AIM – Look through the records that follow. Copy every line containing the word "niet".
─── RECORDS SUPPLIED
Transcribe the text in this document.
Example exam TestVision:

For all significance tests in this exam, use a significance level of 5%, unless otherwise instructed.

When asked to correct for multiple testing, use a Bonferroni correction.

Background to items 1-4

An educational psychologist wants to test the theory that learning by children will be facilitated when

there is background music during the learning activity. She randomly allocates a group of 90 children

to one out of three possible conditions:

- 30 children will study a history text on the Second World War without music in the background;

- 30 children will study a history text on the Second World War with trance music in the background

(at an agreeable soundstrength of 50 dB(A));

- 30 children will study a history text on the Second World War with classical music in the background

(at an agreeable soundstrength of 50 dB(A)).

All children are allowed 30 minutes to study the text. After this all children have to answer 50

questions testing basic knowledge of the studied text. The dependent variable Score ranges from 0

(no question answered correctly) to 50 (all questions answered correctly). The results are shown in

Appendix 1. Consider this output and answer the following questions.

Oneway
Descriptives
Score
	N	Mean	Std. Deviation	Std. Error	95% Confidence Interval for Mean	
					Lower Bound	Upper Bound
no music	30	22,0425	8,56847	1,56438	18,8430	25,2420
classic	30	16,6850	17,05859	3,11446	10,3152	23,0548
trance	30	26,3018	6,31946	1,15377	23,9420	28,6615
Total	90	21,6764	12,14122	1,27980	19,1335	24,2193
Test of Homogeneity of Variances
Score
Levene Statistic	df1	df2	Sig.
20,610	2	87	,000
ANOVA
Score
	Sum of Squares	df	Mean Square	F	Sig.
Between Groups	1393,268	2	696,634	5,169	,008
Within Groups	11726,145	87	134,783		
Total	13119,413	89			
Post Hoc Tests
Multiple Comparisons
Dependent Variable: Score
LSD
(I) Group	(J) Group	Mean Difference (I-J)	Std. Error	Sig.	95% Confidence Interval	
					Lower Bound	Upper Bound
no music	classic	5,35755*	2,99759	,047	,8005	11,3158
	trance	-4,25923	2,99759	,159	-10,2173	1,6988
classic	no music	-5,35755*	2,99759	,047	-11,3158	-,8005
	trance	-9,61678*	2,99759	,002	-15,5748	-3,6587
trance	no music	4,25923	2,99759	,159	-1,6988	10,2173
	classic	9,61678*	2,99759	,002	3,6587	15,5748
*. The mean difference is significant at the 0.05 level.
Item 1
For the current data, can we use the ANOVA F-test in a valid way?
──────
─── RECORDS SUPPLIED
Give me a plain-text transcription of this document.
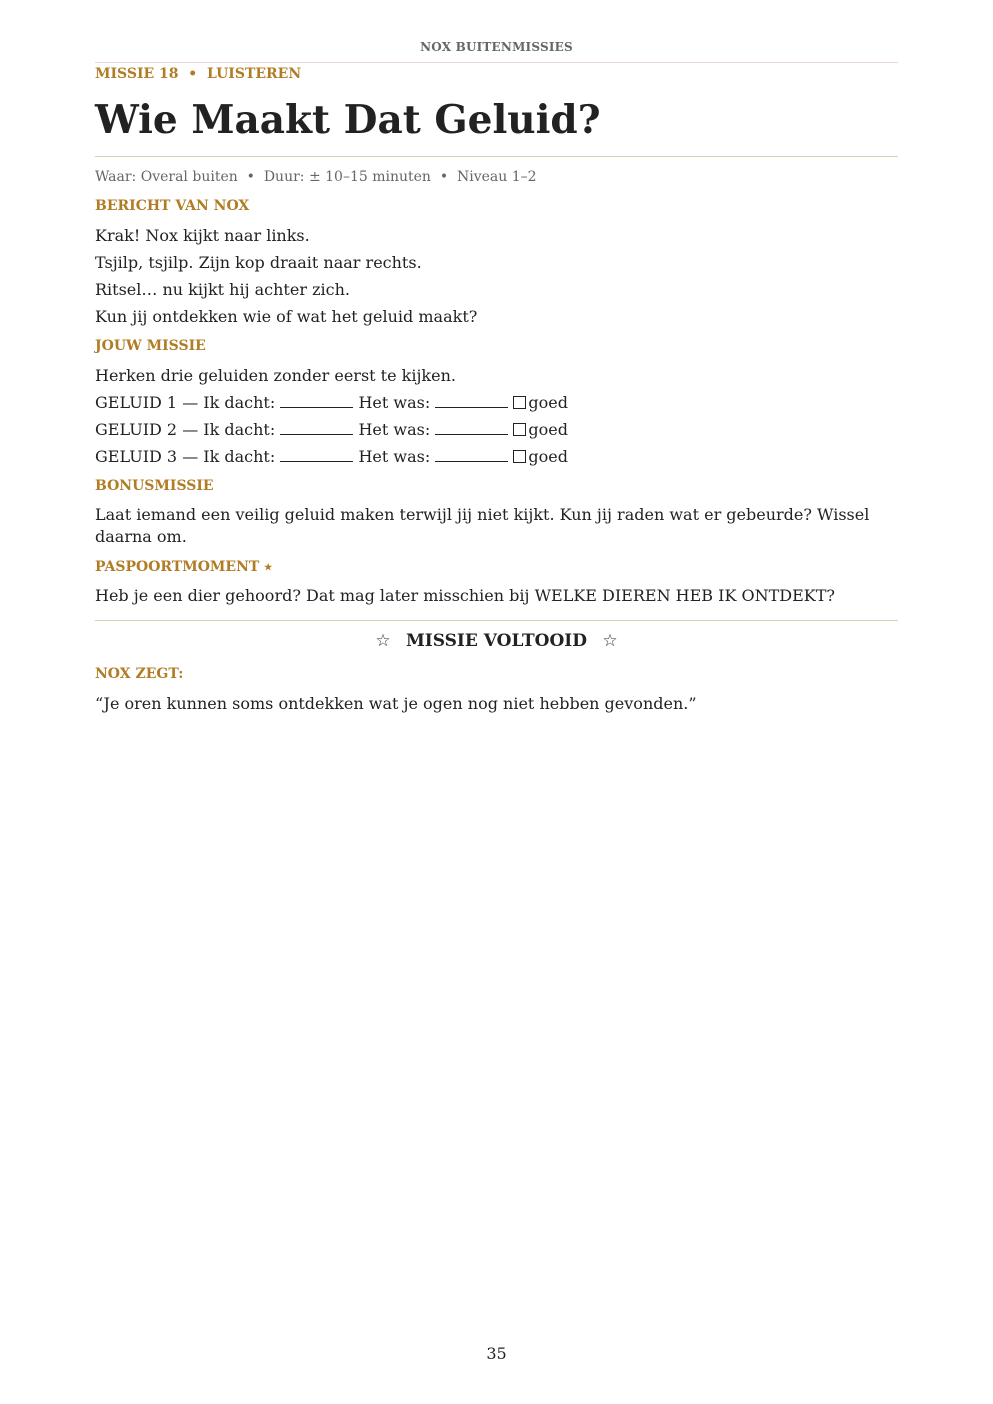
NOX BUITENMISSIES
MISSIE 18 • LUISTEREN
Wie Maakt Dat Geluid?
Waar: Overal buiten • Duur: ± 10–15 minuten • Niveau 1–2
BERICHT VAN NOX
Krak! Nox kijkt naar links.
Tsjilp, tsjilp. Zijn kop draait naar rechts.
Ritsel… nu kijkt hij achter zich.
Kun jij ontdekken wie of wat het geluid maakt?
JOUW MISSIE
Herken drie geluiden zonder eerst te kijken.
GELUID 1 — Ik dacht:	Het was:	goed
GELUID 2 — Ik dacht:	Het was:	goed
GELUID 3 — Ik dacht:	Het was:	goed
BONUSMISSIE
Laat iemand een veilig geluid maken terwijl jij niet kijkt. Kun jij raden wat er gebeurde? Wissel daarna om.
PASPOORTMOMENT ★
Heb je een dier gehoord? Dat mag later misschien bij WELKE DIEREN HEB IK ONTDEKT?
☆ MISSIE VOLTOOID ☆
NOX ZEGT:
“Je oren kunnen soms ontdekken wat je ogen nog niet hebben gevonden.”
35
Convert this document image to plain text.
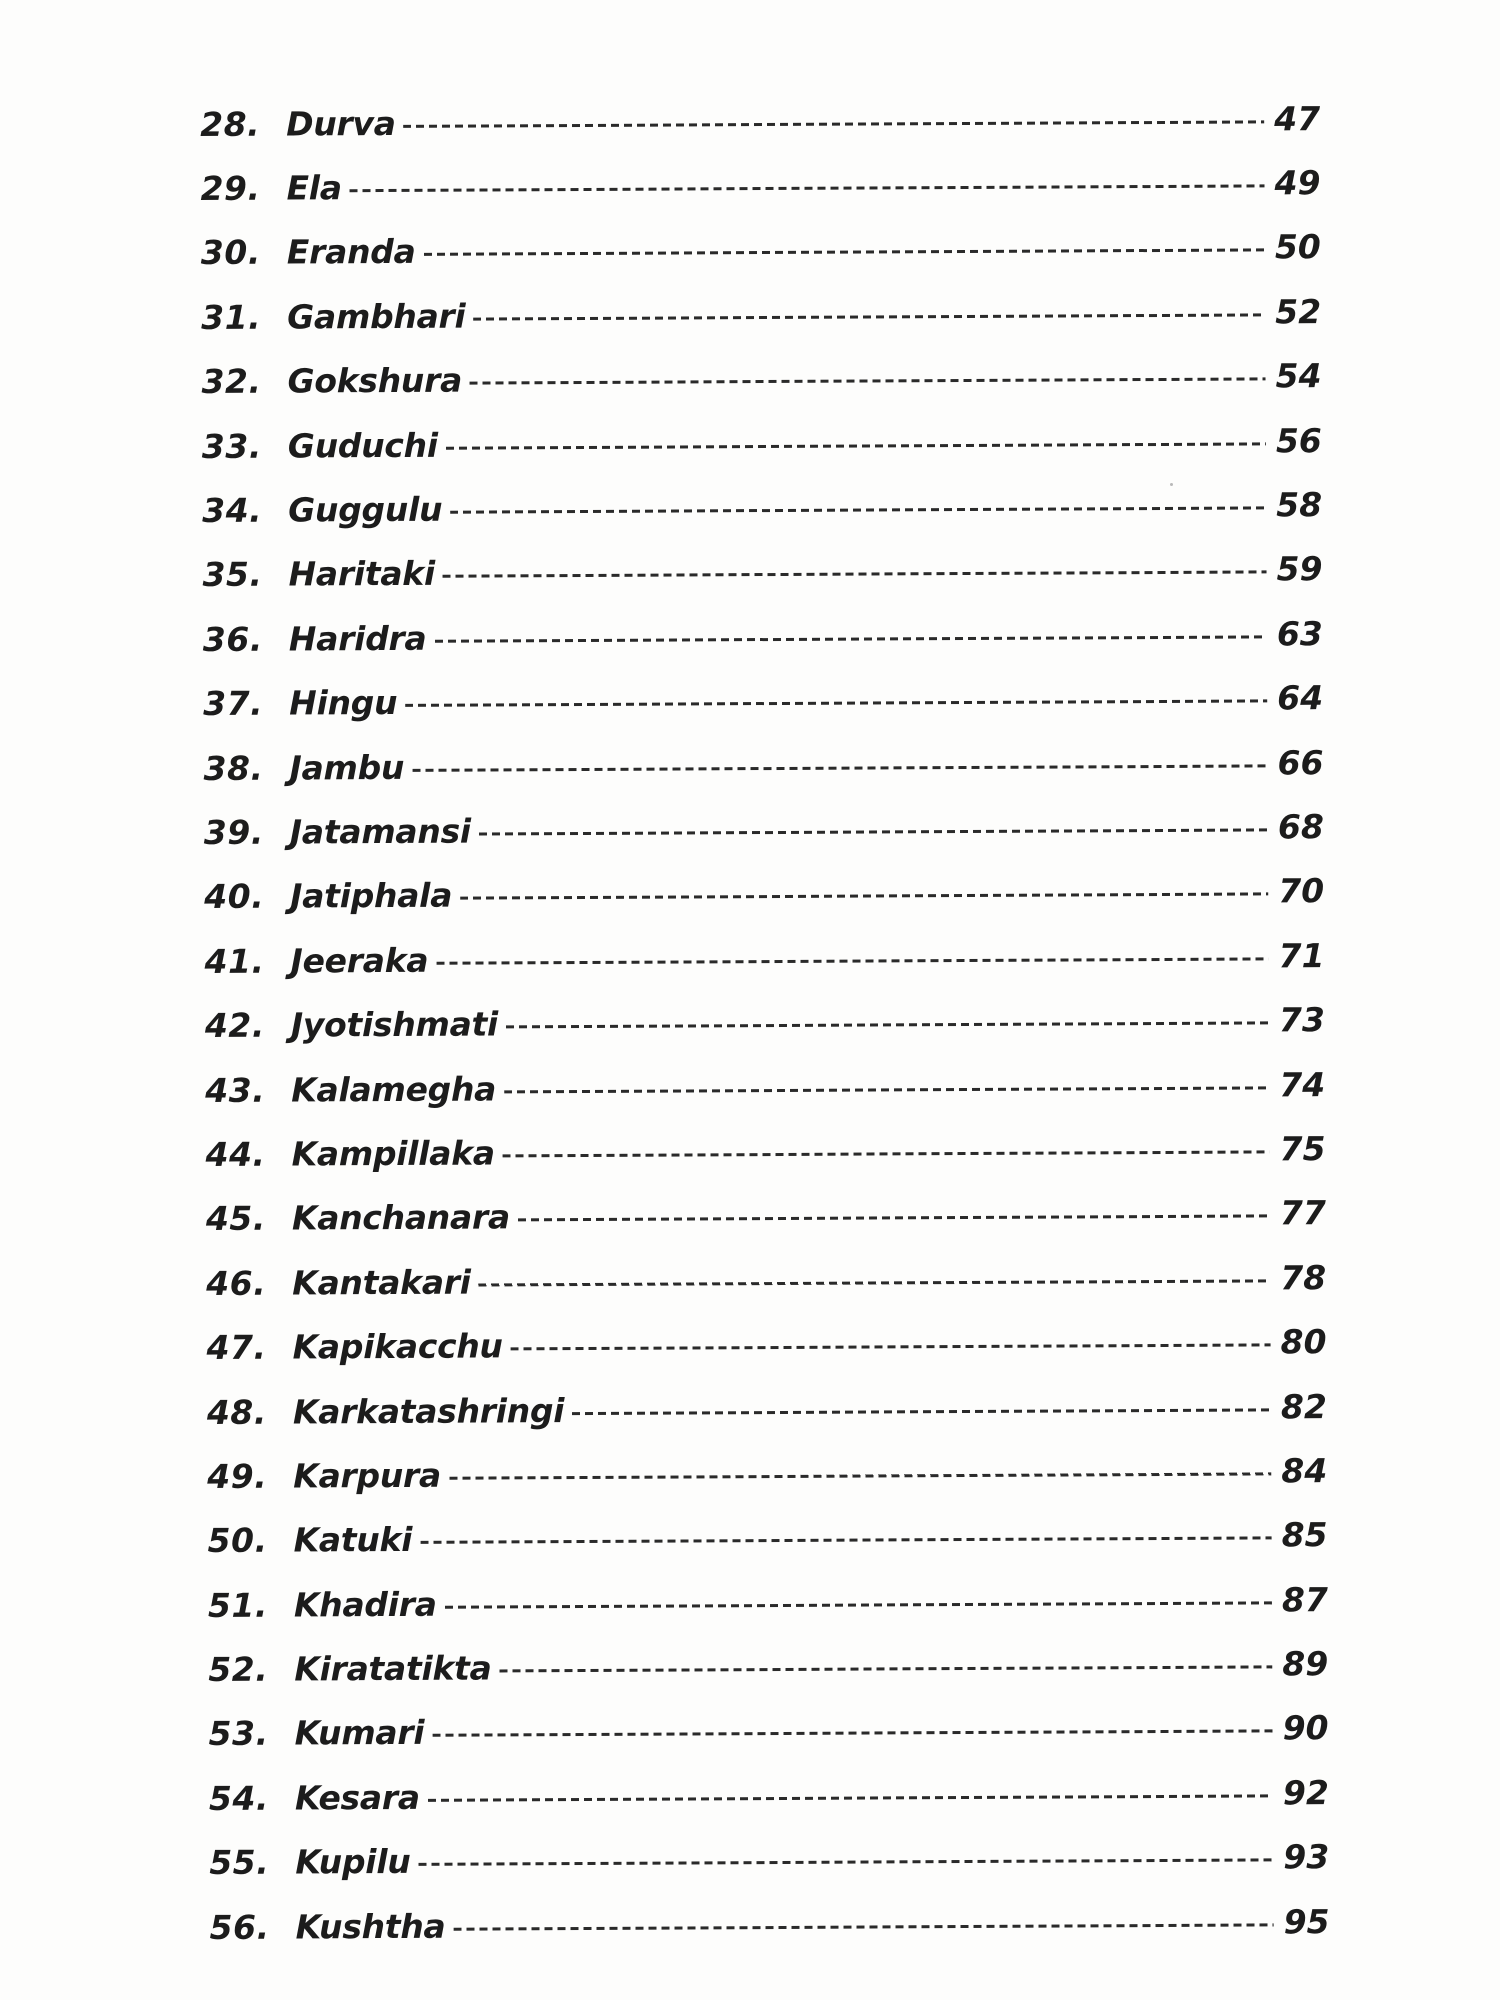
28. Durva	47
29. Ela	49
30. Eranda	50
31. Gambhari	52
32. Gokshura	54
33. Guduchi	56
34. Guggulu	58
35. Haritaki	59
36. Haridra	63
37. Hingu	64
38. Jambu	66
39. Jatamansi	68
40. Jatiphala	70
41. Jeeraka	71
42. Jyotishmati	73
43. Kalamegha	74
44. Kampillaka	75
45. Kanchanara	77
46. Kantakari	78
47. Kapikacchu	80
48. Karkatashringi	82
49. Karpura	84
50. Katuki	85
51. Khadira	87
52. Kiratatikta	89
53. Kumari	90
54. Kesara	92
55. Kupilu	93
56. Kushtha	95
──────
EXERCISE RESPONSE –
Laat iemand een veilig geluid maken terwijl jij niet kijkt. Kun jij raden wat er gebeurde? Wissel daarna om.
“Je oren kunnen soms ontdekken wat je ogen nog niet hebben gevonden.”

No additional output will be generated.